— BEGIN Data entries —

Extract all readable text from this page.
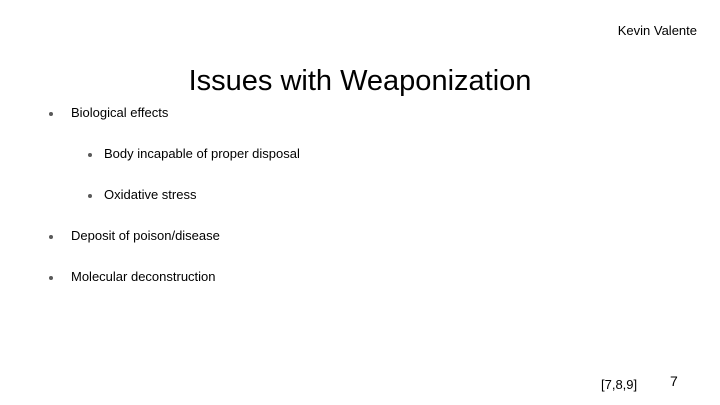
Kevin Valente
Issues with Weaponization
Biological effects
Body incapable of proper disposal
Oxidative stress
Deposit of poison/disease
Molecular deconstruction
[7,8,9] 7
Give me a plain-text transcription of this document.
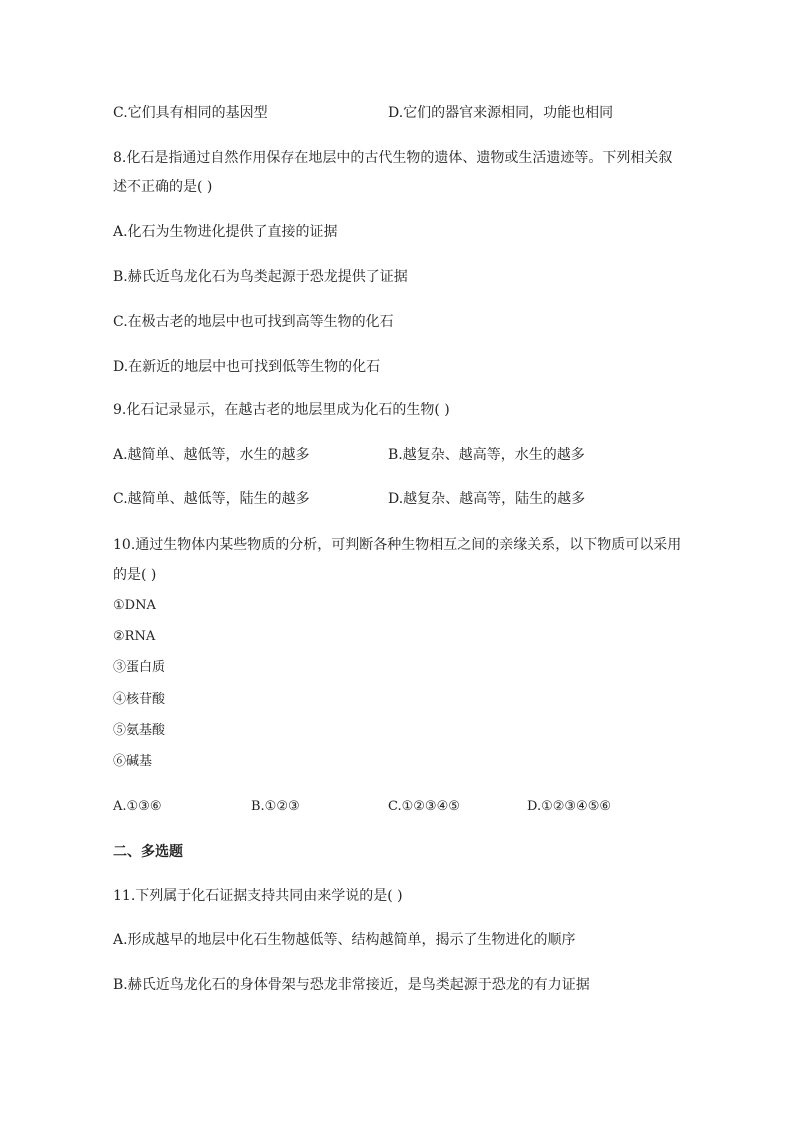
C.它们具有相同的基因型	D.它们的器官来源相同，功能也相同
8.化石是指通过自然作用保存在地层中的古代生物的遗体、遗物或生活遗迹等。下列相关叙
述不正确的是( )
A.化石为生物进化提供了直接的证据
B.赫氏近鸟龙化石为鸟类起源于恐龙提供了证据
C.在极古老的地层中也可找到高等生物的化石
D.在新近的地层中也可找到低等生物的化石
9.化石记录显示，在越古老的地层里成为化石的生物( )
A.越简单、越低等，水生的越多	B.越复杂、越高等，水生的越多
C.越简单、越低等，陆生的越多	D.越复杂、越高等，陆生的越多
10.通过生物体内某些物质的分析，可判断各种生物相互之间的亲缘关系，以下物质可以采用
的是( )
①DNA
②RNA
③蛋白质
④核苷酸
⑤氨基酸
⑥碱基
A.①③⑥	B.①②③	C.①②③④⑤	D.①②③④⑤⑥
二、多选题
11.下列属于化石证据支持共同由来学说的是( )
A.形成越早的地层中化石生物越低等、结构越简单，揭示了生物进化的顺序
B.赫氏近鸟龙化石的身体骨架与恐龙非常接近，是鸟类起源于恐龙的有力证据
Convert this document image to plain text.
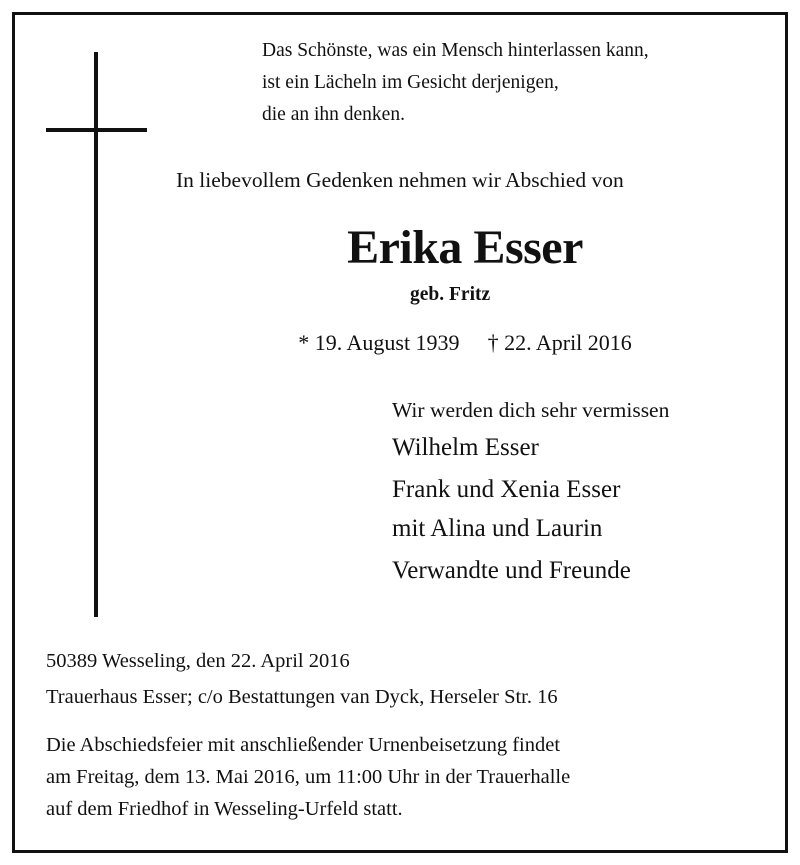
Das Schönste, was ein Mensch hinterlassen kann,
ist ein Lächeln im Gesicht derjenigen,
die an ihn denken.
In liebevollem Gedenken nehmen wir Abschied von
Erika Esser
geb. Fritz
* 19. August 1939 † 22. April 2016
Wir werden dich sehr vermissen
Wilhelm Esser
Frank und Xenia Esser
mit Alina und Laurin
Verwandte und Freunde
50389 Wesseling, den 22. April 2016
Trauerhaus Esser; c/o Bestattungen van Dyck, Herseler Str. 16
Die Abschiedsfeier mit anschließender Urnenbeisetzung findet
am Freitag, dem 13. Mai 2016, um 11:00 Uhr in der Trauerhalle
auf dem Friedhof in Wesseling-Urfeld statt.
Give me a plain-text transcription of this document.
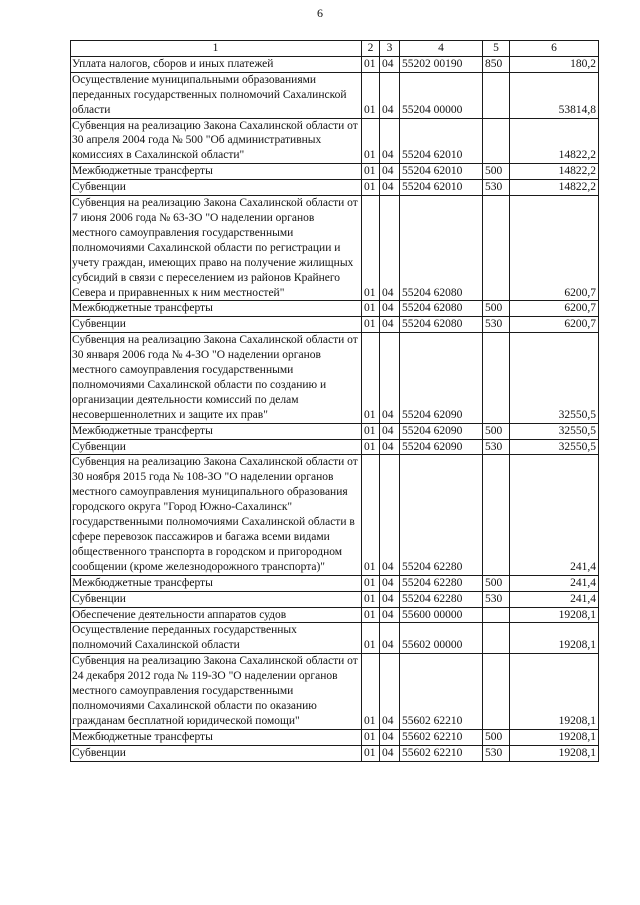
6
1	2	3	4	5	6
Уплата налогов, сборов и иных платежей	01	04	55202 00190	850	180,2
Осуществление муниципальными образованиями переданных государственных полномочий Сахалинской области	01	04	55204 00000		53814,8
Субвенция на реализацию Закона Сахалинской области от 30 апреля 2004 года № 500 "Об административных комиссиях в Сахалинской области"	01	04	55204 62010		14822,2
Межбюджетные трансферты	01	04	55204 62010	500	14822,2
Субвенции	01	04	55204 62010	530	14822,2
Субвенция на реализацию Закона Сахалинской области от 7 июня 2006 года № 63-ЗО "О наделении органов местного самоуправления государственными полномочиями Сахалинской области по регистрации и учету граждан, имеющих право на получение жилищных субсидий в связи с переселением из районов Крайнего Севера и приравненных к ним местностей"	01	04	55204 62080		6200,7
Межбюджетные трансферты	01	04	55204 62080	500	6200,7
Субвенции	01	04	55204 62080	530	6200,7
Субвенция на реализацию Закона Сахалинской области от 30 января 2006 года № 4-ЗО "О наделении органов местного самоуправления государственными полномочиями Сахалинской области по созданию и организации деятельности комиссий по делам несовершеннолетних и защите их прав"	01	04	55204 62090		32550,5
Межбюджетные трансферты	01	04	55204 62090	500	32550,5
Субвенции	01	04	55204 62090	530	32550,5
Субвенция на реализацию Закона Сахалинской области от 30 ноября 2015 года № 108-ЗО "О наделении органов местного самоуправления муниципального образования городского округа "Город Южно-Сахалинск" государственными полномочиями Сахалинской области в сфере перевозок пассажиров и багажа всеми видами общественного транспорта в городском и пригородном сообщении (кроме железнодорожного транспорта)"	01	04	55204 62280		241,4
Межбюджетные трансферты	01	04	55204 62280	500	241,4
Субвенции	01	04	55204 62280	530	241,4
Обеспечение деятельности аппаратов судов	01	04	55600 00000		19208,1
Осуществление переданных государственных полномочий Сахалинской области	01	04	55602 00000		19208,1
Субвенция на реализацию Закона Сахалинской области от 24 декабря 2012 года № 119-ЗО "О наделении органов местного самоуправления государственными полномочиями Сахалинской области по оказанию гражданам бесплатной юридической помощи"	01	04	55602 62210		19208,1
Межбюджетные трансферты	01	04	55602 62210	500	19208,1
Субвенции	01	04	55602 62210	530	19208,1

— END Data entries —
— BEGIN Data entries —

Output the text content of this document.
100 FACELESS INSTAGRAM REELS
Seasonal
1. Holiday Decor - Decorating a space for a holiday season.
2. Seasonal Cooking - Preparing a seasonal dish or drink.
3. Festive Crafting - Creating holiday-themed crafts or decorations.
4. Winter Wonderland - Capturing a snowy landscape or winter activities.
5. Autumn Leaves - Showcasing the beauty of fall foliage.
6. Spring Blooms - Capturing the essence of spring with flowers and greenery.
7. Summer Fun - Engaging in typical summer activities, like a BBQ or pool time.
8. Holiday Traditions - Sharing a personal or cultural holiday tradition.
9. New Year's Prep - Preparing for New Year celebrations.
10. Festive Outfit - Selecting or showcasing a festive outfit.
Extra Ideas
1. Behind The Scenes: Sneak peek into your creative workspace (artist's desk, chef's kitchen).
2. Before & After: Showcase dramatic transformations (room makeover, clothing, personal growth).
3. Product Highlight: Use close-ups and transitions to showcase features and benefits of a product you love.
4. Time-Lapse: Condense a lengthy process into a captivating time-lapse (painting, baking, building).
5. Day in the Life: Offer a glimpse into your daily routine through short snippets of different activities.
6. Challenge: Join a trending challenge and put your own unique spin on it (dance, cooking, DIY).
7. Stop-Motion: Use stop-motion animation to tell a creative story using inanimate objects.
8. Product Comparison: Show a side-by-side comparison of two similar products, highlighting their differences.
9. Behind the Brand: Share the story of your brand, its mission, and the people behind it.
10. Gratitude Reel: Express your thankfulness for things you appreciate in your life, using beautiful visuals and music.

— END Data entries —
— BEGIN Data entries —

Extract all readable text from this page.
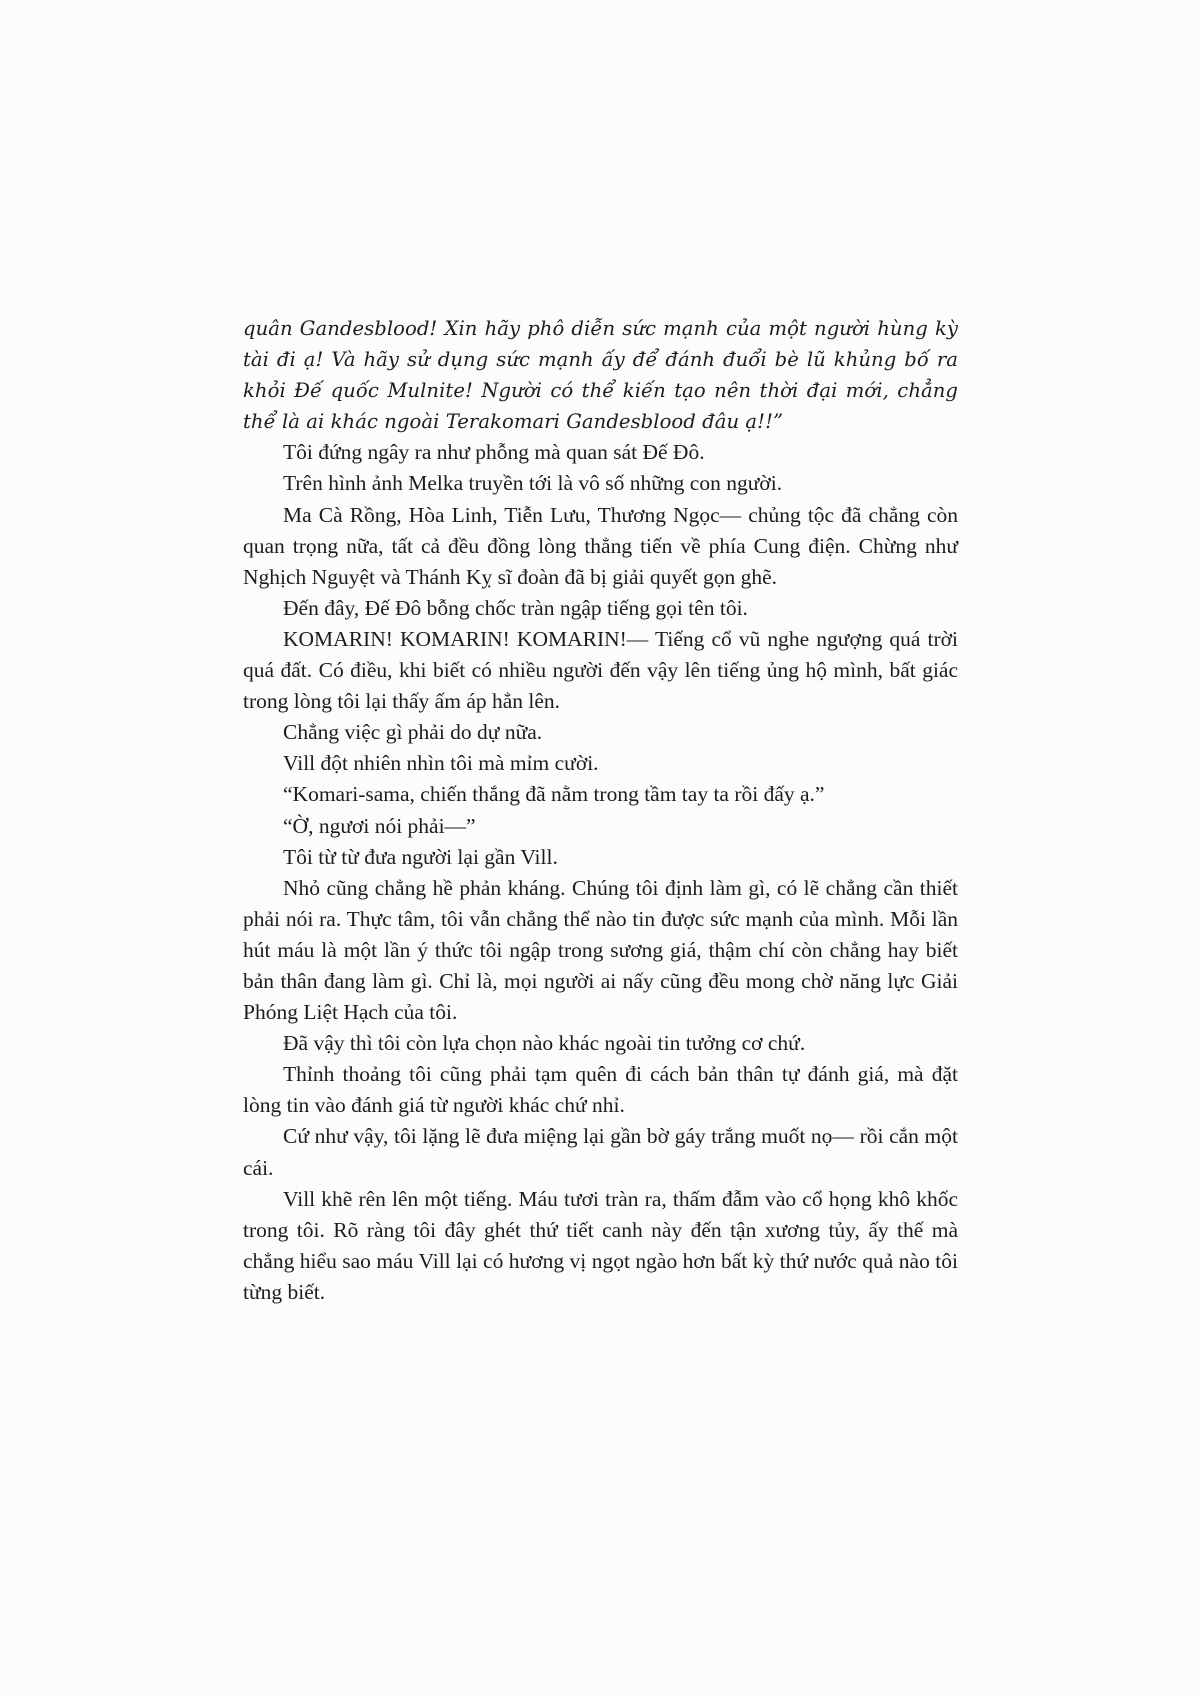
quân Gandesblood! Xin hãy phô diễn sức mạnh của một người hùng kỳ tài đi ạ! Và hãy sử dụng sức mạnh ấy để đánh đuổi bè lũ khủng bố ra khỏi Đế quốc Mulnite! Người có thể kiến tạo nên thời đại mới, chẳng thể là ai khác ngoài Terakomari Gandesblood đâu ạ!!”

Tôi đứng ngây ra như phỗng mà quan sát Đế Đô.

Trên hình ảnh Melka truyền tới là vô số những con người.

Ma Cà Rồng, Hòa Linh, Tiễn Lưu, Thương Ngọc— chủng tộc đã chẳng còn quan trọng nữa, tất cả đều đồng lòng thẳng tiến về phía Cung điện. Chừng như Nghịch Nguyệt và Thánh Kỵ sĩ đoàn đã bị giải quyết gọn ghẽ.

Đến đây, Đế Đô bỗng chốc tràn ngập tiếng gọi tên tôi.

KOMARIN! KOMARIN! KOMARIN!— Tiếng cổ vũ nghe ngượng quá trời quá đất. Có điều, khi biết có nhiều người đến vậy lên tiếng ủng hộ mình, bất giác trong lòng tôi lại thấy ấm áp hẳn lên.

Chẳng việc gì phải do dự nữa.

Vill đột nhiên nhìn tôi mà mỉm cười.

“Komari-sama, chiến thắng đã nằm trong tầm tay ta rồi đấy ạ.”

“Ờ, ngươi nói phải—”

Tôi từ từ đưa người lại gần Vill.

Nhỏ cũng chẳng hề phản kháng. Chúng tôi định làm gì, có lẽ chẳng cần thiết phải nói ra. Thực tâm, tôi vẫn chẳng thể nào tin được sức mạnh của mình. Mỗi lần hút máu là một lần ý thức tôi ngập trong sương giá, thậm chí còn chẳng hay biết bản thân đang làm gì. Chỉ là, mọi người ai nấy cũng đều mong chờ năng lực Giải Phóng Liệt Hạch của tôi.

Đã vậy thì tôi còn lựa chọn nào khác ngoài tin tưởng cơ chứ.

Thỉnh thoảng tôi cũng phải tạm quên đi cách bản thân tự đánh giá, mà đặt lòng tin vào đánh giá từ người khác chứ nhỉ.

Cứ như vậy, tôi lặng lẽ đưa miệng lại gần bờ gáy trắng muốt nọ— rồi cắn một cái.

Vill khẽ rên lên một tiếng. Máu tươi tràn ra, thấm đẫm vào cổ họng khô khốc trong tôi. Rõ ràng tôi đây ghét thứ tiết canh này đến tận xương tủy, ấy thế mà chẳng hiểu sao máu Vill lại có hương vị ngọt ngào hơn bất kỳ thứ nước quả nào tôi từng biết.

— END Data entries —

• _What you are asked to do_:
Pick out the lines that contain "April" and copy them.

• _Task answer_:
* 19. August 1939 † 22. April 2016
50389 Wesseling, den 22. April 2016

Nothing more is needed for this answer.